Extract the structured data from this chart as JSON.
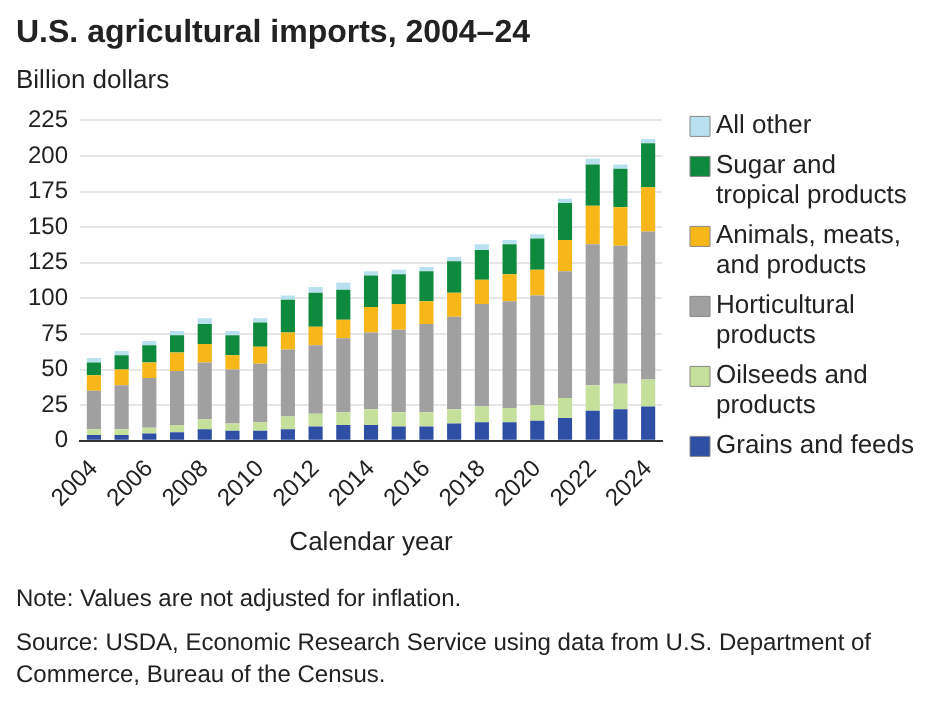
{
  "chart_data": {
    "type": "bar",
    "title": "U.S. agricultural imports, 2004–24",
    "ylabel": "Billion dollars",
    "xlabel": "Calendar year",
    "categories": [
      "2004",
      null,
      "2006",
      null,
      "2008",
      null,
      "2010",
      null,
      "2012",
      null,
      "2014",
      null,
      "2016",
      null,
      "2018",
      null,
      "2020",
      null,
      "2022",
      null,
      "2024"
    ],
    "stacked": true,
    "ylim": [
      0,
      225
    ],
    "yticks": [
      0,
      25,
      50,
      75,
      100,
      125,
      150,
      175,
      200,
      225
    ],
    "grid": "y",
    "legend": "right",
    "series": [
      {
        "name": "Grains and feeds",
        "color": "#2e4fa3",
        "values": [
          4,
          4,
          5,
          6,
          8,
          7,
          7,
          8,
          10,
          11,
          11,
          10,
          10,
          12,
          13,
          13,
          14,
          16,
          21,
          22,
          24
        ]
      },
      {
        "name": "Oilseeds and products",
        "color": "#c5e09a",
        "values": [
          4,
          4,
          4,
          5,
          7,
          5,
          6,
          9,
          9,
          9,
          11,
          10,
          10,
          10,
          11,
          10,
          11,
          14,
          18,
          18,
          19
        ]
      },
      {
        "name": "Horticultural products",
        "color": "#a0a0a0",
        "values": [
          27,
          31,
          35,
          38,
          40,
          38,
          41,
          47,
          48,
          52,
          54,
          58,
          62,
          65,
          72,
          75,
          77,
          89,
          99,
          97,
          104
        ]
      },
      {
        "name": "Animals, meats, and products",
        "color": "#f7b718",
        "values": [
          11,
          11,
          11,
          13,
          13,
          10,
          12,
          12,
          13,
          13,
          18,
          18,
          16,
          17,
          17,
          19,
          18,
          22,
          27,
          27,
          31
        ]
      },
      {
        "name": "Sugar and tropical products",
        "color": "#0e8a3e",
        "values": [
          9,
          10,
          12,
          12,
          14,
          14,
          17,
          23,
          24,
          21,
          22,
          21,
          21,
          22,
          21,
          21,
          22,
          26,
          29,
          27,
          31
        ]
      },
      {
        "name": "All other",
        "color": "#b8e0ef",
        "values": [
          3,
          3,
          3,
          3,
          4,
          3,
          3,
          3,
          4,
          5,
          3,
          3,
          3,
          3,
          4,
          3,
          3,
          3,
          4,
          3,
          3
        ]
      }
    ],
    "annotations": [
      "Note: Values are not adjusted for inflation.",
      "Source: USDA, Economic Research Service using data from U.S. Department of Commerce, Bureau of the Census."
    ]
  }
}
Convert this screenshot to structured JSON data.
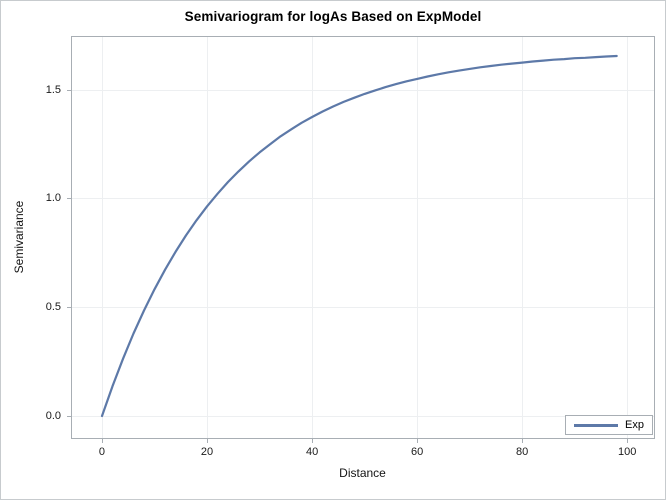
{
  "figure": {
    "title": "Semivariogram for logAs Based on ExpModel",
    "xlabel": "Distance",
    "ylabel": "Semivariance",
    "legend_label": "Exp"
  },
  "colors": {
    "curve": "#5d79a8",
    "axis_frame": "#a8aeb4",
    "gridline": "#edeff1",
    "outer_border": "#c7cbce",
    "title_text": "#000000",
    "tick_text": "#1a1a1a",
    "background": "#ffffff"
  },
  "chart_data": {
    "type": "line",
    "title": "Semivariogram for logAs Based on ExpModel",
    "xlabel": "Distance",
    "ylabel": "Semivariance",
    "xlim": [
      -5.9,
      105.1
    ],
    "ylim": [
      -0.101,
      1.746
    ],
    "xticks": [
      0,
      20,
      40,
      60,
      80,
      100
    ],
    "xtick_labels": [
      "0",
      "20",
      "40",
      "60",
      "80",
      "100"
    ],
    "yticks": [
      0,
      0.5,
      1,
      1.5
    ],
    "ytick_labels": [
      "0.0",
      "0.5",
      "1.0",
      "1.5"
    ],
    "grid": true,
    "legend_position": "inside-bottom-right",
    "series": [
      {
        "name": "Exp",
        "x": [
          0,
          2,
          4,
          6,
          8,
          10,
          12,
          14,
          16,
          18,
          20,
          22,
          24,
          26,
          28,
          30,
          32,
          34,
          36,
          38,
          40,
          42,
          44,
          46,
          48,
          50,
          52,
          54,
          56,
          58,
          60,
          62,
          64,
          66,
          68,
          70,
          72,
          74,
          76,
          78,
          80,
          82,
          84,
          86,
          88,
          90,
          92,
          94,
          96,
          98
        ],
        "y": [
          0.0,
          0.137,
          0.263,
          0.379,
          0.485,
          0.582,
          0.672,
          0.754,
          0.83,
          0.899,
          0.963,
          1.021,
          1.075,
          1.124,
          1.17,
          1.211,
          1.249,
          1.285,
          1.317,
          1.347,
          1.374,
          1.399,
          1.422,
          1.443,
          1.462,
          1.48,
          1.496,
          1.511,
          1.525,
          1.538,
          1.549,
          1.56,
          1.57,
          1.579,
          1.587,
          1.595,
          1.602,
          1.608,
          1.614,
          1.619,
          1.624,
          1.629,
          1.633,
          1.637,
          1.64,
          1.644,
          1.646,
          1.649,
          1.652,
          1.654
        ]
      }
    ]
  }
}
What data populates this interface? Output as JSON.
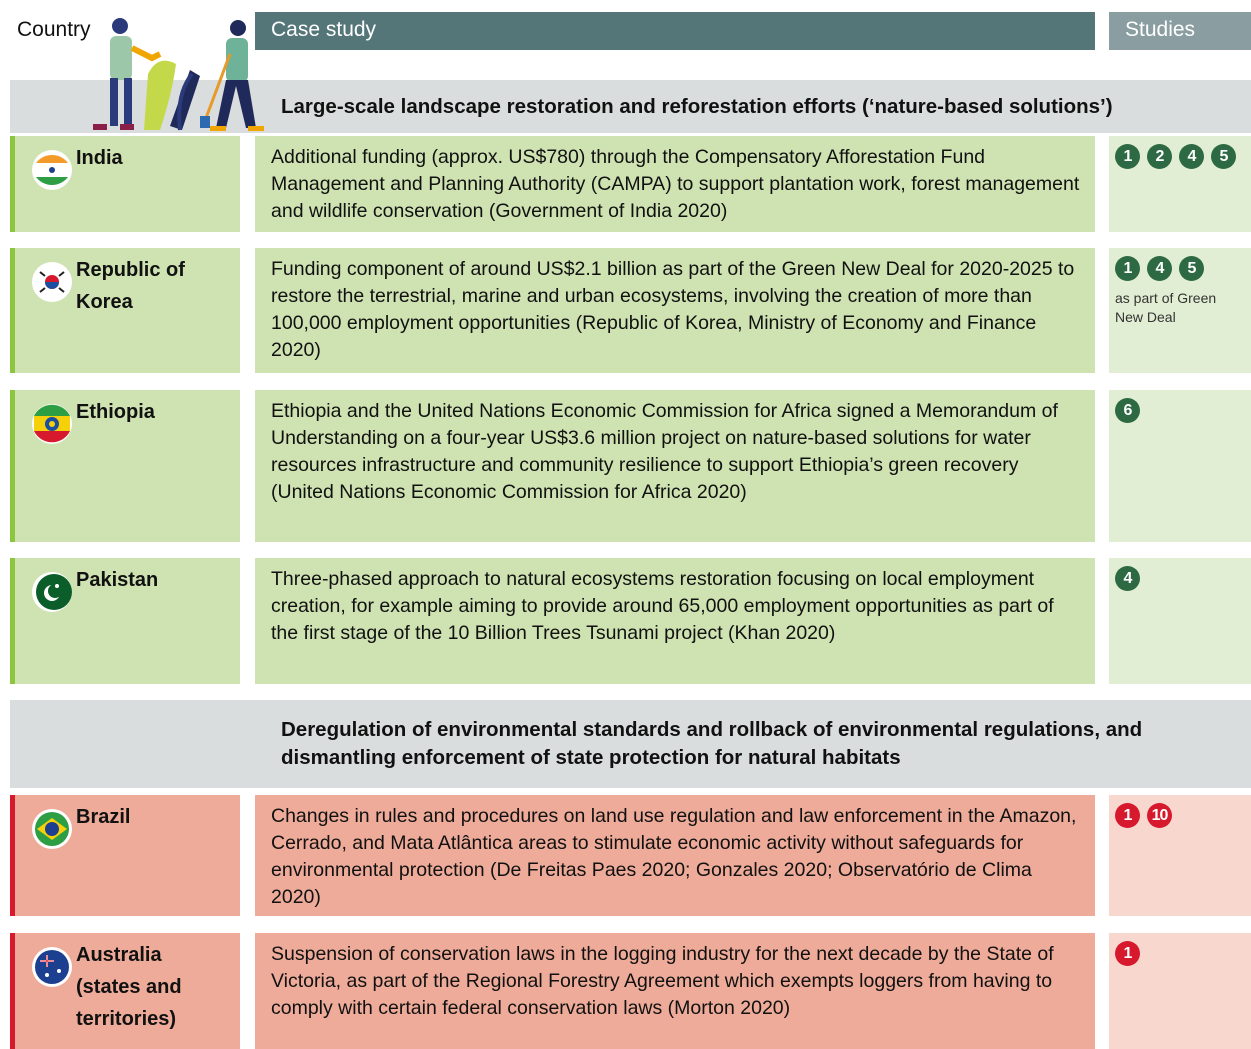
# # # # # # #
## Exercise aim
Find how many lines of the material carry the string "name". Only the number should be in the answer.

## Exercise response
7